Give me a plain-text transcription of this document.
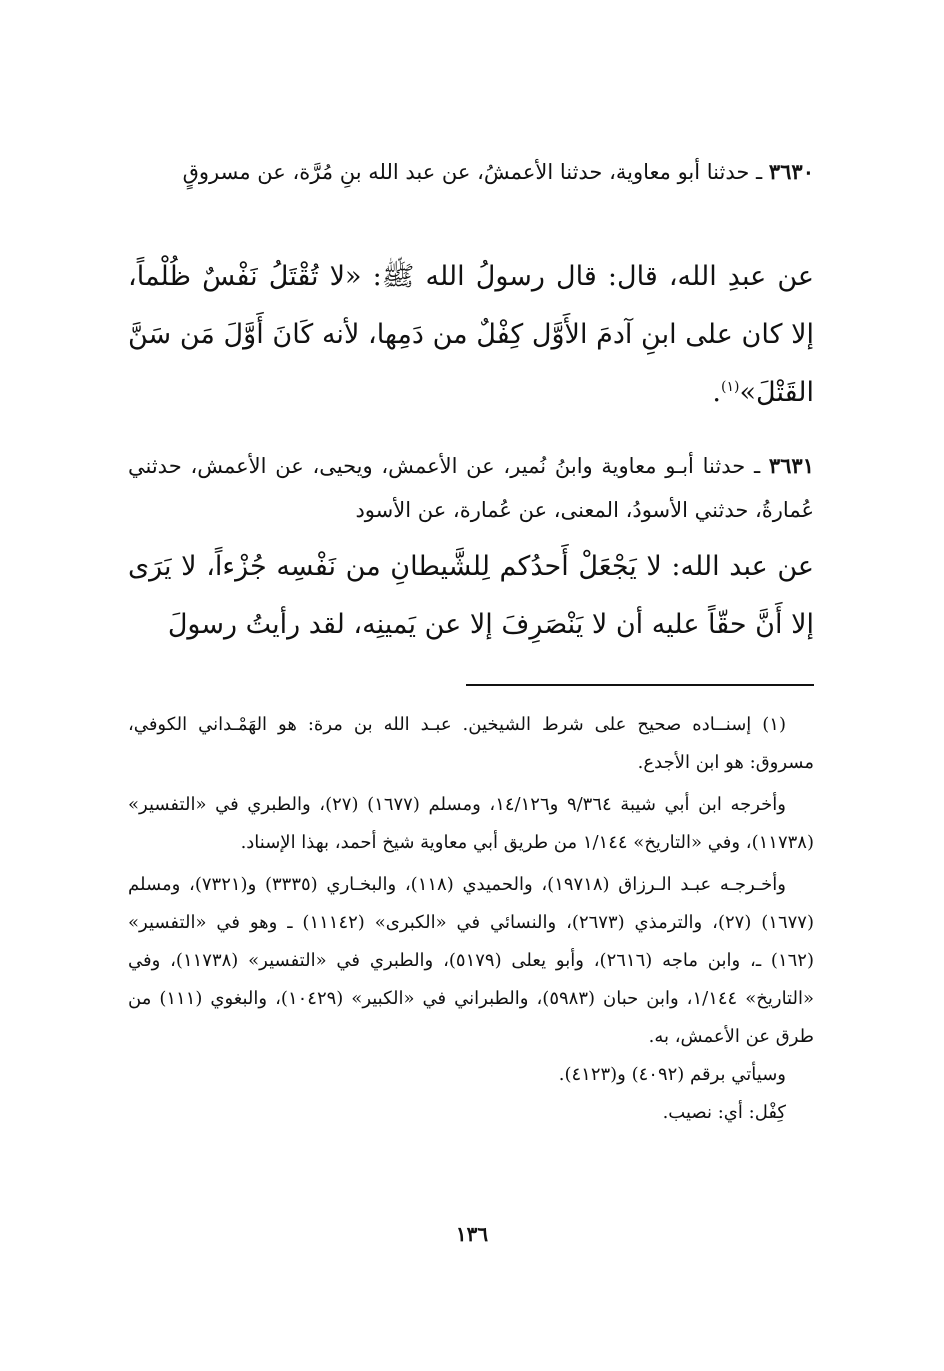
٣٦٣٠ ـ حدثنا أبو معاوية، حدثنا الأعمشُ، عن عبد الله بنِ مُرَّة، عن مسروقٍ
عن عبدِ الله، قال: قال رسولُ الله ﷺ: «لا تُقْتَلُ نَفْسٌ ظُلْماً، إلا كان على ابنِ آدمَ الأَوَّل كِفْلٌ من دَمِها، لأنه كَانَ أَوَّلَ مَن سَنَّ القَتْلَ»$^{(١)}$.
٣٦٣١ ـ حدثنا أبـو معاوية وابنُ نُمير، عن الأعمش، ويحيى، عن الأعمش، حدثني عُمارةُ، حدثني الأسودُ، المعنى، عن عُمارة، عن الأسود
عن عبد الله: لا يَجْعَلْ أَحدُكم لِلشَّيطانِ من نَفْسِه جُزْءاً، لا يَرَى إلا أَنَّ حقّاً عليه أن لا يَنْصَرِفَ إلا عن يَمينِه، لقد رأيتُ رسولَ

(١) إسنــاده صحيح على شرط الشيخين. عبـد الله بن مرة: هو الهَمْـداني الكوفي، مسروق: هو ابن الأجدع.

وأخرجه ابن أبي شيبة ٩/٣٦٤ و١٤/١٢٦، ومسلم (١٦٧٧) (٢٧)، والطبري في «التفسير» (١١٧٣٨)، وفي «التاريخ» ١/١٤٤ من طريق أبي معاوية شيخ أحمد، بهذا الإسناد.

وأخـرجـه عبـد الـرزاق (١٩٧١٨)، والحميدي (١١٨)، والبخـاري (٣٣٣٥) و(٧٣٢١)، ومسلم (١٦٧٧) (٢٧)، والترمذي (٢٦٧٣)، والنسائي في «الكبرى» (١١١٤٢) ـ وهو في «التفسير» (١٦٢) ـ، وابن ماجه (٢٦١٦)، وأبو يعلى (٥١٧٩)، والطبري في «التفسير» (١١٧٣٨)، وفي «التاريخ» ١/١٤٤، وابن حبان (٥٩٨٣)، والطبراني في «الكبير» (١٠٤٢٩)، والبغوي (١١١) من طرق عن الأعمش، به.

وسيأتي برقم (٤٠٩٢) و(٤١٢٣).

كِفْل: أي: نصيب.

١٣٦
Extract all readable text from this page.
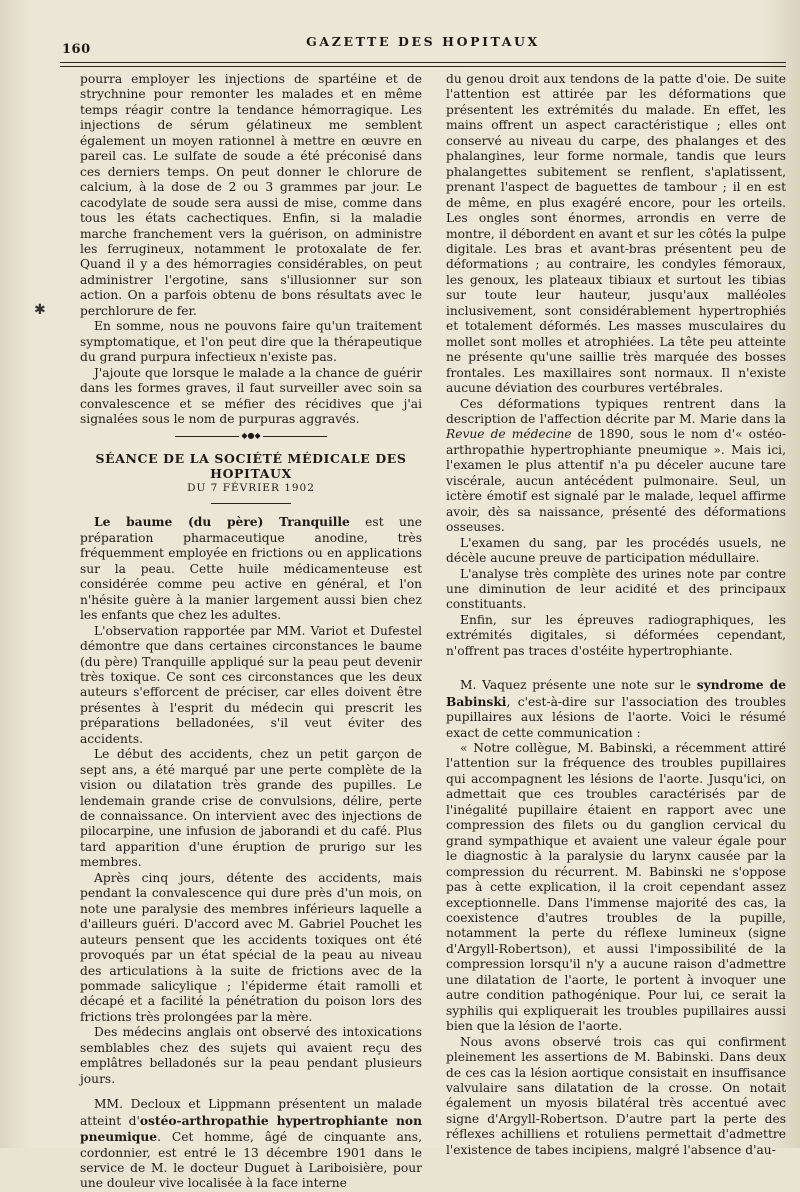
160
GAZETTE DES HOPITAUX

pourra employer les injections de spartéine et de strychnine pour remonter les malades et en même temps réagir contre la tendance hémorragique. Les injections de sérum gélatineux me semblent également un moyen rationnel à mettre en œuvre en pareil cas. Le sulfate de soude a été préconisé dans ces derniers temps. On peut donner le chlorure de calcium, à la dose de 2 ou 3 grammes par jour. Le cacodylate de soude sera aussi de mise, comme dans tous les états cachectiques. Enfin, si la maladie marche franchement vers la guérison, on administre les ferrugineux, notamment le protoxalate de fer. Quand il y a des hémorragies considérables, on peut administrer l'ergotine, sans s'illusionner sur son action. On a parfois obtenu de bons résultats avec le perchlorure de fer.

En somme, nous ne pouvons faire qu'un traitement symptomatique, et l'on peut dire que la thérapeutique du grand purpura infectieux n'existe pas.

J'ajoute que lorsque le malade a la chance de guérir dans les formes graves, il faut surveiller avec soin sa convalescence et se méfier des récidives que j'ai signalées sous le nom de purpuras aggravés.

◆●◆
SÉANCE DE LA SOCIÉTÉ MÉDICALE DES HOPITAUX
DU 7 FÉVRIER 1902

Le baume (du père) Tranquille est une préparation pharmaceutique anodine, très fréquemment employée en frictions ou en applications sur la peau. Cette huile médicamenteuse est considérée comme peu active en général, et l'on n'hésite guère à la manier largement aussi bien chez les enfants que chez les adultes.

L'observation rapportée par MM. Variot et Dufestel démontre que dans certaines circonstances le baume (du père) Tranquille appliqué sur la peau peut devenir très toxique. Ce sont ces circonstances que les deux auteurs s'efforcent de préciser, car elles doivent être présentes à l'esprit du médecin qui prescrit les préparations belladonées, s'il veut éviter des accidents.

Le début des accidents, chez un petit garçon de sept ans, a été marqué par une perte complète de la vision ou dilatation très grande des pupilles. Le lendemain grande crise de convulsions, délire, perte de connaissance. On intervient avec des injections de pilocarpine, une infusion de jaborandi et du café. Plus tard apparition d'une éruption de prurigo sur les membres.

Après cinq jours, détente des accidents, mais pendant la convalescence qui dure près d'un mois, on note une paralysie des membres inférieurs laquelle a d'ailleurs guéri. D'accord avec M. Gabriel Pouchet les auteurs pensent que les accidents toxiques ont été provoqués par un état spécial de la peau au niveau des articulations à la suite de frictions avec de la pommade salicylique ; l'épiderme était ramolli et décapé et a facilité la pénétration du poison lors des frictions très prolongées par la mère.

Des médecins anglais ont observé des intoxications semblables chez des sujets qui avaient reçu des emplâtres belladonés sur la peau pendant plusieurs jours.

MM. Decloux et Lippmann présentent un malade atteint d'ostéo-arthropathie hypertrophiante non pneumique. Cet homme, âgé de cinquante ans, cordonnier, est entré le 13 décembre 1901 dans le service de M. le docteur Duguet à Lariboisière, pour une douleur vive localisée à la face interne

du genou droit aux tendons de la patte d'oie. De suite l'attention est attirée par les déformations que présentent les extrémités du malade. En effet, les mains offrent un aspect caractéristique ; elles ont conservé au niveau du carpe, des phalanges et des phalangines, leur forme normale, tandis que leurs phalangettes subitement se renflent, s'aplatissent, prenant l'aspect de baguettes de tambour ; il en est de même, en plus exagéré encore, pour les orteils. Les ongles sont énormes, arrondis en verre de montre, il débordent en avant et sur les côtés la pulpe digitale. Les bras et avant-bras présentent peu de déformations ; au contraire, les condyles fémoraux, les genoux, les plateaux tibiaux et surtout les tibias sur toute leur hauteur, jusqu'aux malléoles inclusivement, sont considérablement hypertrophiés et totalement déformés. Les masses musculaires du mollet sont molles et atrophiées. La tête peu atteinte ne présente qu'une saillie très marquée des bosses frontales. Les maxillaires sont normaux. Il n'existe aucune déviation des courbures vertébrales.

Ces déformations typiques rentrent dans la description de l'affection décrite par M. Marie dans la Revue de médecine de 1890, sous le nom d'« ostéo-arthropathie hypertrophiante pneumique ». Mais ici, l'examen le plus attentif n'a pu déceler aucune tare viscérale, aucun antécédent pulmonaire. Seul, un ictère émotif est signalé par le malade, lequel affirme avoir, dès sa naissance, présenté des déformations osseuses.

L'examen du sang, par les procédés usuels, ne décèle aucune preuve de participation médullaire.

L'analyse très complète des urines note par contre une diminution de leur acidité et des principaux constituants.

Enfin, sur les épreuves radiographiques, les extrémités digitales, si déformées cependant, n'offrent pas traces d'ostéite hypertrophiante.

M. Vaquez présente une note sur le syndrome de Babinski, c'est-à-dire sur l'association des troubles pupillaires aux lésions de l'aorte. Voici le résumé exact de cette communication :

« Notre collègue, M. Babinski, a récemment attiré l'attention sur la fréquence des troubles pupillaires qui accompagnent les lésions de l'aorte. Jusqu'ici, on admettait que ces troubles caractérisés par de l'inégalité pupillaire étaient en rapport avec une compression des filets ou du ganglion cervical du grand sympathique et avaient une valeur égale pour le diagnostic à la paralysie du larynx causée par la compression du récurrent. M. Babinski ne s'oppose pas à cette explication, il la croit cependant assez exceptionnelle. Dans l'immense majorité des cas, la coexistence d'autres troubles de la pupille, notamment la perte du réflexe lumineux (signe d'Argyll-Robertson), et aussi l'impossibilité de la compression lorsqu'il n'y a aucune raison d'admettre une dilatation de l'aorte, le portent à invoquer une autre condition pathogénique. Pour lui, ce serait la syphilis qui expliquerait les troubles pupillaires aussi bien que la lésion de l'aorte.

Nous avons observé trois cas qui confirment pleinement les assertions de M. Babinski. Dans deux de ces cas la lésion aortique consistait en insuffisance valvulaire sans dilatation de la crosse. On notait également un myosis bilatéral très accentué avec signe d'Argyll-Robertson. D'autre part la perte des réflexes achilliens et rotuliens permettait d'admettre l'existence de tabes incipiens, malgré l'absence d'au-

✱
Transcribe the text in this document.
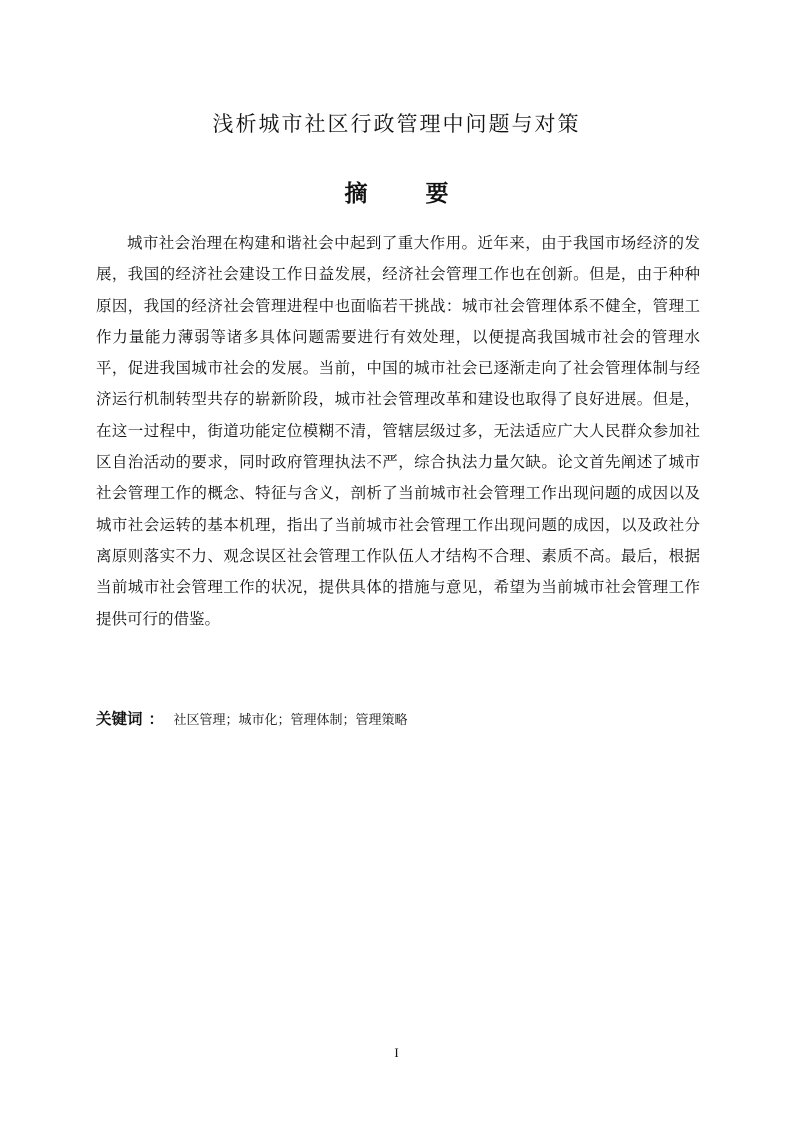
浅析城市社区行政管理中问题与对策
摘	要

城市社会治理在构建和谐社会中起到了重大作用。近年来，由于我国市场经济的发展，我国的经济社会建设工作日益发展，经济社会管理工作也在创新。但是，由于种种原因，我国的经济社会管理进程中也面临若干挑战：城市社会管理体系不健全，管理工作力量能力薄弱等诸多具体问题需要进行有效处理，以便提高我国城市社会的管理水平，促进我国城市社会的发展。当前，中国的城市社会已逐渐走向了社会管理体制与经济运行机制转型共存的崭新阶段，城市社会管理改革和建设也取得了良好进展。但是，在这一过程中，街道功能定位模糊不清，管辖层级过多，无法适应广大人民群众参加社区自治活动的要求，同时政府管理执法不严，综合执法力量欠缺。论文首先阐述了城市社会管理工作的概念、特征与含义，剖析了当前城市社会管理工作出现问题的成因以及城市社会运转的基本机理，指出了当前城市社会管理工作出现问题的成因，以及政社分离原则落实不力、观念误区社会管理工作队伍人才结构不合理、素质不高。最后，根据当前城市社会管理工作的状况，提供具体的措施与意见，希望为当前城市社会管理工作提供可行的借鉴。

关键词 ： 社区管理；城市化；管理体制；管理策略
I
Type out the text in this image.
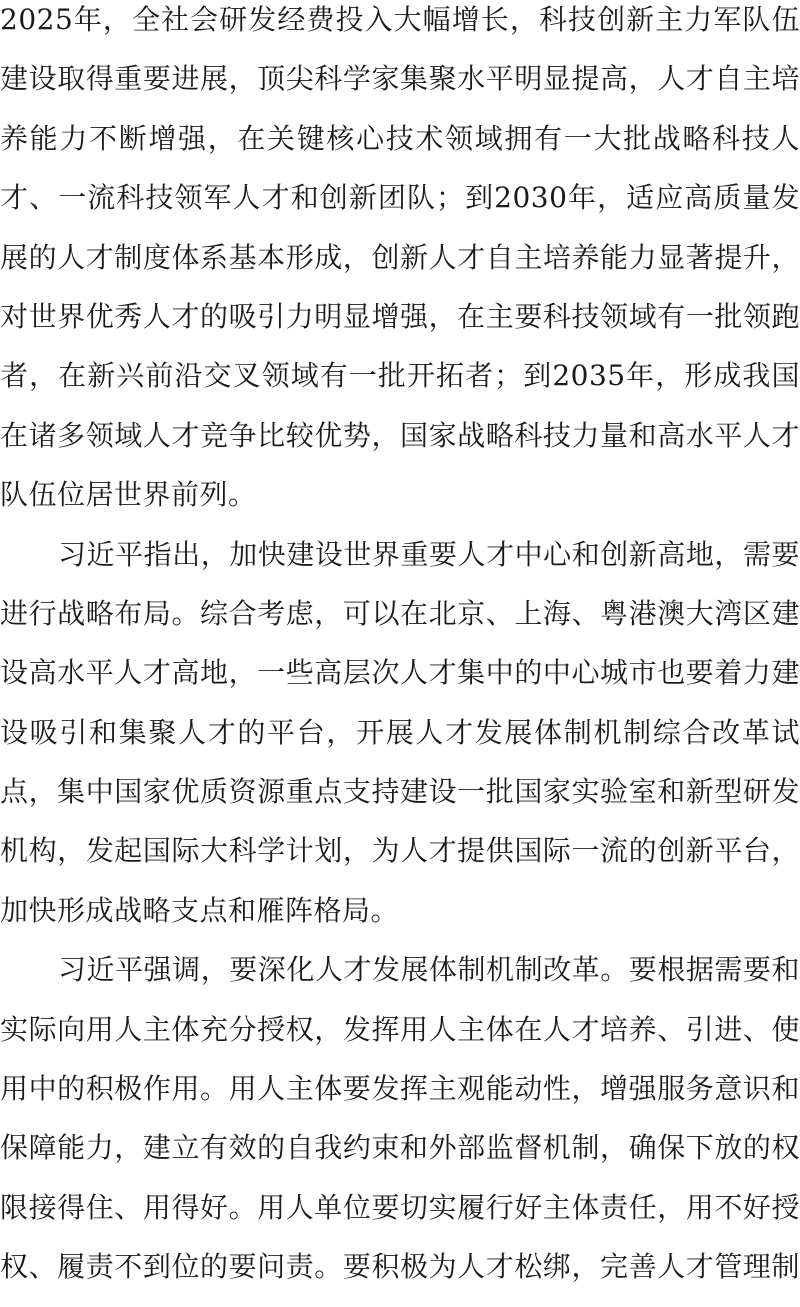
2025年，全社会研发经费投入大幅增长，科技创新主力军队伍
建设取得重要进展，顶尖科学家集聚水平明显提高，人才自主培
养能力不断增强，在关键核心技术领域拥有一大批战略科技人
才、一流科技领军人才和创新团队；到2030年，适应高质量发
展的人才制度体系基本形成，创新人才自主培养能力显著提升，
对世界优秀人才的吸引力明显增强，在主要科技领域有一批领跑
者，在新兴前沿交叉领域有一批开拓者；到2035年，形成我国
在诸多领域人才竞争比较优势，国家战略科技力量和高水平人才
队伍位居世界前列。
习近平指出，加快建设世界重要人才中心和创新高地，需要
进行战略布局。综合考虑，可以在北京、上海、粤港澳大湾区建
设高水平人才高地，一些高层次人才集中的中心城市也要着力建
设吸引和集聚人才的平台，开展人才发展体制机制综合改革试
点，集中国家优质资源重点支持建设一批国家实验室和新型研发
机构，发起国际大科学计划，为人才提供国际一流的创新平台，
加快形成战略支点和雁阵格局。
习近平强调，要深化人才发展体制机制改革。要根据需要和
实际向用人主体充分授权，发挥用人主体在人才培养、引进、使
用中的积极作用。用人主体要发挥主观能动性，增强服务意识和
保障能力，建立有效的自我约束和外部监督机制，确保下放的权
限接得住、用得好。用人单位要切实履行好主体责任，用不好授
权、履责不到位的要问责。要积极为人才松绑，完善人才管理制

=====

• WORK TO COMPLETE
Take the line containing "Type out the text in this image." through the last line of the material and retype exactly those lines, both ends included, with no pictures.

• FINAL RESULT
Type out the text in this image.
2025年，全社会研发经费投入大幅增长，科技创新主力军队伍
建设取得重要进展，顶尖科学家集聚水平明显提高，人才自主培
养能力不断增强，在关键核心技术领域拥有一大批战略科技人
才、一流科技领军人才和创新团队；到2030年，适应高质量发
展的人才制度体系基本形成，创新人才自主培养能力显著提升，
对世界优秀人才的吸引力明显增强，在主要科技领域有一批领跑
者，在新兴前沿交叉领域有一批开拓者；到2035年，形成我国
在诸多领域人才竞争比较优势，国家战略科技力量和高水平人才
队伍位居世界前列。
习近平指出，加快建设世界重要人才中心和创新高地，需要
进行战略布局。综合考虑，可以在北京、上海、粤港澳大湾区建
设高水平人才高地，一些高层次人才集中的中心城市也要着力建
设吸引和集聚人才的平台，开展人才发展体制机制综合改革试
点，集中国家优质资源重点支持建设一批国家实验室和新型研发
机构，发起国际大科学计划，为人才提供国际一流的创新平台，
加快形成战略支点和雁阵格局。
习近平强调，要深化人才发展体制机制改革。要根据需要和
实际向用人主体充分授权，发挥用人主体在人才培养、引进、使
用中的积极作用。用人主体要发挥主观能动性，增强服务意识和
保障能力，建立有效的自我约束和外部监督机制，确保下放的权
限接得住、用得好。用人单位要切实履行好主体责任，用不好授
权、履责不到位的要问责。要积极为人才松绑，完善人才管理制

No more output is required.